====== Exercise input ======
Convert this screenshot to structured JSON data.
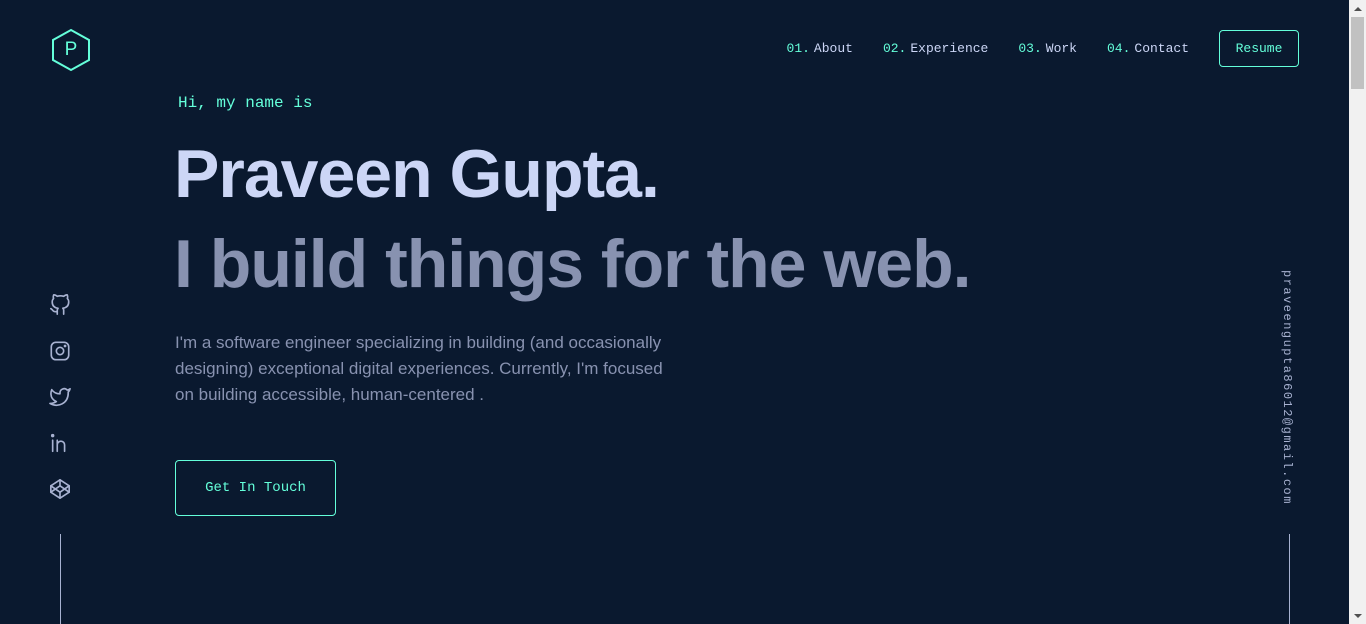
{
  "logo": {
    "letter": "P"
  },
  "nav": {
    "items": [
      {
        "num": "01.",
        "label": "About"
      },
      {
        "num": "02.",
        "label": "Experience"
      },
      {
        "num": "03.",
        "label": "Work"
      },
      {
        "num": "04.",
        "label": "Contact"
      }
    ],
    "resume_label": "Resume"
  },
  "hero": {
    "greeting": "Hi, my name is",
    "name": "Praveen Gupta.",
    "tagline": "I build things for the web.",
    "description": "I'm a software engineer specializing in building (and occasionally designing) exceptional digital experiences. Currently, I'm focused on building accessible, human-centered .",
    "cta_label": "Get In Touch"
  },
  "social": {
    "icons": [
      "github-icon",
      "instagram-icon",
      "twitter-icon",
      "linkedin-icon",
      "codepen-icon"
    ]
  },
  "email": "praveengupta86012@gmail.com",
  "colors": {
    "background": "#0a192f",
    "accent": "#64ffda",
    "heading": "#ccd6f6",
    "text": "#8892b0"
  }
}
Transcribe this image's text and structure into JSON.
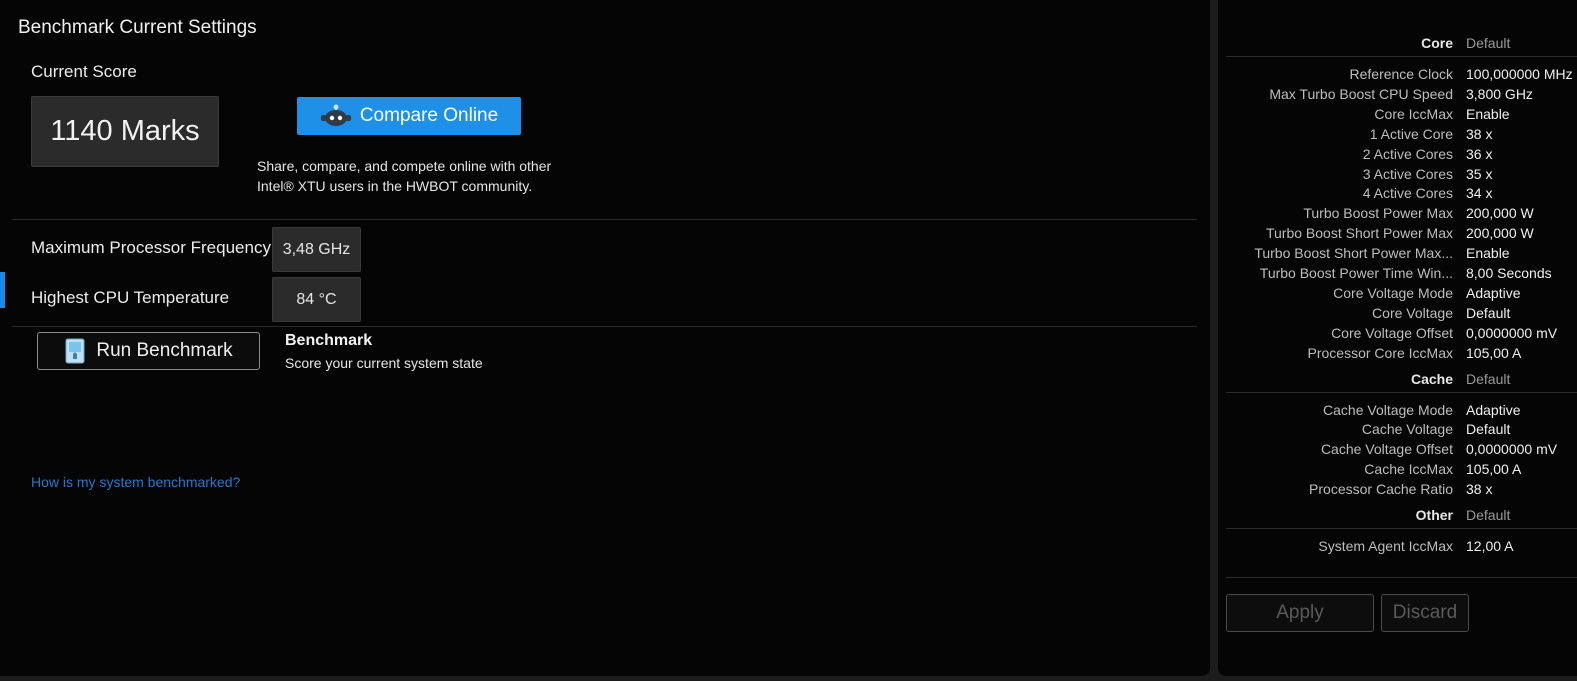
{
  "benchmark": {
    "title": "Benchmark Current Settings",
    "score_label": "Current Score",
    "score_value": "1140 Marks",
    "compare_label": "Compare Online",
    "compare_desc_line1": "Share, compare, and compete online with other",
    "compare_desc_line2": "Intel® XTU users in the HWBOT community.",
    "max_freq_label": "Maximum Processor Frequency",
    "max_freq_value": "3,48 GHz",
    "temp_label": "Highest CPU Temperature",
    "temp_value": "84 °C",
    "run_label": "Run Benchmark",
    "bench_title": "Benchmark",
    "bench_desc": "Score your current system state",
    "help_link": "How is my system benchmarked?"
  },
  "settings": {
    "sections": [
      {
        "name": "Core",
        "default_label": "Default",
        "rows": [
          {
            "k": "Reference Clock",
            "v": "100,000000 MHz"
          },
          {
            "k": "Max Turbo Boost CPU Speed",
            "v": "3,800 GHz"
          },
          {
            "k": "Core IccMax",
            "v": "Enable"
          },
          {
            "k": "1 Active Core",
            "v": "38 x"
          },
          {
            "k": "2 Active Cores",
            "v": "36 x"
          },
          {
            "k": "3 Active Cores",
            "v": "35 x"
          },
          {
            "k": "4 Active Cores",
            "v": "34 x"
          },
          {
            "k": "Turbo Boost Power Max",
            "v": "200,000 W"
          },
          {
            "k": "Turbo Boost Short Power Max",
            "v": "200,000 W"
          },
          {
            "k": "Turbo Boost Short Power Max...",
            "v": "Enable"
          },
          {
            "k": "Turbo Boost Power Time Win...",
            "v": "8,00 Seconds"
          },
          {
            "k": "Core Voltage Mode",
            "v": "Adaptive"
          },
          {
            "k": "Core Voltage",
            "v": "Default"
          },
          {
            "k": "Core Voltage Offset",
            "v": "0,0000000 mV"
          },
          {
            "k": "Processor Core IccMax",
            "v": "105,00 A"
          }
        ]
      },
      {
        "name": "Cache",
        "default_label": "Default",
        "rows": [
          {
            "k": "Cache Voltage Mode",
            "v": "Adaptive"
          },
          {
            "k": "Cache Voltage",
            "v": "Default"
          },
          {
            "k": "Cache Voltage Offset",
            "v": "0,0000000 mV"
          },
          {
            "k": "Cache IccMax",
            "v": "105,00 A"
          },
          {
            "k": "Processor Cache Ratio",
            "v": "38 x"
          }
        ]
      },
      {
        "name": "Other",
        "default_label": "Default",
        "rows": [
          {
            "k": "System Agent IccMax",
            "v": "12,00 A"
          }
        ]
      }
    ],
    "apply_label": "Apply",
    "discard_label": "Discard"
  }
}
======
(Exercise prompt)
Transcribe the material as is, with images omitted.

(Solution for this exercise)
Convert this screenshot to structured JSON data.
{
  "logo": {
    "letter": "P"
  },
  "nav": {
    "items": [
      {
        "num": "01.",
        "label": "About"
      },
      {
        "num": "02.",
        "label": "Experience"
      },
      {
        "num": "03.",
        "label": "Work"
      },
      {
        "num": "04.",
        "label": "Contact"
      }
    ],
    "resume_label": "Resume"
  },
  "hero": {
    "greeting": "Hi, my name is",
    "name": "Praveen Gupta.",
    "tagline": "I build things for the web.",
    "description": "I'm a software engineer specializing in building (and occasionally designing) exceptional digital experiences. Currently, I'm focused on building accessible, human-centered .",
    "cta_label": "Get In Touch"
  },
  "social": {
    "icons": [
      "github-icon",
      "instagram-icon",
      "twitter-icon",
      "linkedin-icon",
      "codepen-icon"
    ]
  },
  "email": "praveengupta86012@gmail.com",
  "colors": {
    "background": "#0a192f",
    "accent": "#64ffda",
    "heading": "#ccd6f6",
    "text": "#8892b0"
  }
}
Transcribe this image's text and structure into JSON.
{
  "benchmark": {
    "title": "Benchmark Current Settings",
    "score_label": "Current Score",
    "score_value": "1140 Marks",
    "compare_label": "Compare Online",
    "compare_desc_line1": "Share, compare, and compete online with other",
    "compare_desc_line2": "Intel® XTU users in the HWBOT community.",
    "max_freq_label": "Maximum Processor Frequency",
    "max_freq_value": "3,48 GHz",
    "temp_label": "Highest CPU Temperature",
    "temp_value": "84 °C",
    "run_label": "Run Benchmark",
    "bench_title": "Benchmark",
    "bench_desc": "Score your current system state",
    "help_link": "How is my system benchmarked?"
  },
  "settings": {
    "sections": [
      {
        "name": "Core",
        "default_label": "Default",
        "rows": [
          {
            "k": "Reference Clock",
            "v": "100,000000 MHz"
          },
          {
            "k": "Max Turbo Boost CPU Speed",
            "v": "3,800 GHz"
          },
          {
            "k": "Core IccMax",
            "v": "Enable"
          },
          {
            "k": "1 Active Core",
            "v": "38 x"
          },
          {
            "k": "2 Active Cores",
            "v": "36 x"
          },
          {
            "k": "3 Active Cores",
            "v": "35 x"
          },
          {
            "k": "4 Active Cores",
            "v": "34 x"
          },
          {
            "k": "Turbo Boost Power Max",
            "v": "200,000 W"
          },
          {
            "k": "Turbo Boost Short Power Max",
            "v": "200,000 W"
          },
          {
            "k": "Turbo Boost Short Power Max...",
            "v": "Enable"
          },
          {
            "k": "Turbo Boost Power Time Win...",
            "v": "8,00 Seconds"
          },
          {
            "k": "Core Voltage Mode",
            "v": "Adaptive"
          },
          {
            "k": "Core Voltage",
            "v": "Default"
          },
          {
            "k": "Core Voltage Offset",
            "v": "0,0000000 mV"
          },
          {
            "k": "Processor Core IccMax",
            "v": "105,00 A"
          }
        ]
      },
      {
        "name": "Cache",
        "default_label": "Default",
        "rows": [
          {
            "k": "Cache Voltage Mode",
            "v": "Adaptive"
          },
          {
            "k": "Cache Voltage",
            "v": "Default"
          },
          {
            "k": "Cache Voltage Offset",
            "v": "0,0000000 mV"
          },
          {
            "k": "Cache IccMax",
            "v": "105,00 A"
          },
          {
            "k": "Processor Cache Ratio",
            "v": "38 x"
          }
        ]
      },
      {
        "name": "Other",
        "default_label": "Default",
        "rows": [
          {
            "k": "System Agent IccMax",
            "v": "12,00 A"
          }
        ]
      }
    ],
    "apply_label": "Apply",
    "discard_label": "Discard"
  }
}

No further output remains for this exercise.